Exercise requirements: Identify all lines below that hold "variance" and collect them.

Excerpted records:
▽
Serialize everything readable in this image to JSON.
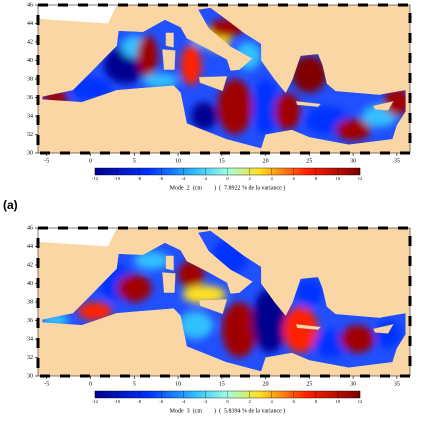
{
  "panels": [
    {
      "xticks": [
        -5,
        0,
        5,
        10,
        15,
        20,
        25,
        30,
        35
      ],
      "xlim": [
        -6,
        36.5
      ],
      "yticks": [
        30,
        32,
        34,
        36,
        38,
        40,
        42,
        44,
        46
      ],
      "ylim": [
        30,
        46
      ],
      "clim": [
        -12,
        12
      ],
      "cticks": [
        -12,
        -10,
        -8,
        -6,
        -4,
        -2,
        0,
        2,
        4,
        6,
        8,
        10,
        12
      ],
      "caption": "Mode  2  (cm        )  (  7.8922 % de la variance )",
      "label": "(a)"
    },
    {
      "xticks": [
        -5,
        0,
        5,
        10,
        15,
        20,
        25,
        30,
        35
      ],
      "xlim": [
        -6,
        36.5
      ],
      "yticks": [
        30,
        32,
        34,
        36,
        38,
        40,
        42,
        44,
        46
      ],
      "ylim": [
        30,
        46
      ],
      "clim": [
        -12,
        12
      ],
      "cticks": [
        -12,
        -10,
        -8,
        -6,
        -4,
        -2,
        0,
        2,
        4,
        6,
        8,
        10,
        12
      ],
      "caption": "Mode  3  (cm        )  (  5.8394 % de la variance )"
    }
  ]
}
△
In response:
      "caption": "Mode  2  (cm        )  (  7.8922 % de la variance )",
      "caption": "Mode  3  (cm        )  (  5.8394 % de la variance )"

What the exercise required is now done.